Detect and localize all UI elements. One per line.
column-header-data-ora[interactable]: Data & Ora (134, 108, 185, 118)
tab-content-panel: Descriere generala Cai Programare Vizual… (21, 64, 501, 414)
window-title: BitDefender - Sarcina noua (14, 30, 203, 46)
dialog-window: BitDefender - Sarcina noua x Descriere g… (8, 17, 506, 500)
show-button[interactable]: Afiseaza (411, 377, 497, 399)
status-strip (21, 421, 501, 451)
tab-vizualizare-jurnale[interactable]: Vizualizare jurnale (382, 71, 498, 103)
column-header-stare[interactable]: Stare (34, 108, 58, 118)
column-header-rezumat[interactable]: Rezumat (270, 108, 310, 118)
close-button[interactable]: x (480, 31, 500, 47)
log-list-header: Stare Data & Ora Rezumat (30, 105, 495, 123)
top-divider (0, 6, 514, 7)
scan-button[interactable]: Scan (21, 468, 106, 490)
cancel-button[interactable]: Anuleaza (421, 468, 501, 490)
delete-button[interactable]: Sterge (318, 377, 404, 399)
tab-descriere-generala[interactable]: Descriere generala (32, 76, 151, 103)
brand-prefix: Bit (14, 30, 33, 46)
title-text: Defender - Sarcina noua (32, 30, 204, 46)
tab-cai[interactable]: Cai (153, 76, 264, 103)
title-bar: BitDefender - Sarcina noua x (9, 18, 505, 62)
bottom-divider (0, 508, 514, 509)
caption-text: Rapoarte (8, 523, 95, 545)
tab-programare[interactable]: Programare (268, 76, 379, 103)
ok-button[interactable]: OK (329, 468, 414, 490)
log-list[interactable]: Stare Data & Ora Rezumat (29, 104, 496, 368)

┄┄┄┄┄┄

Exercise details
Report each line of the entries above in which the word "Programare" appears.

Response to the exercise
tab-content-panel: Descriere generala Cai Programare Vizual… (21, 64, 501, 414)
tab-programare[interactable]: Programare (268, 76, 379, 103)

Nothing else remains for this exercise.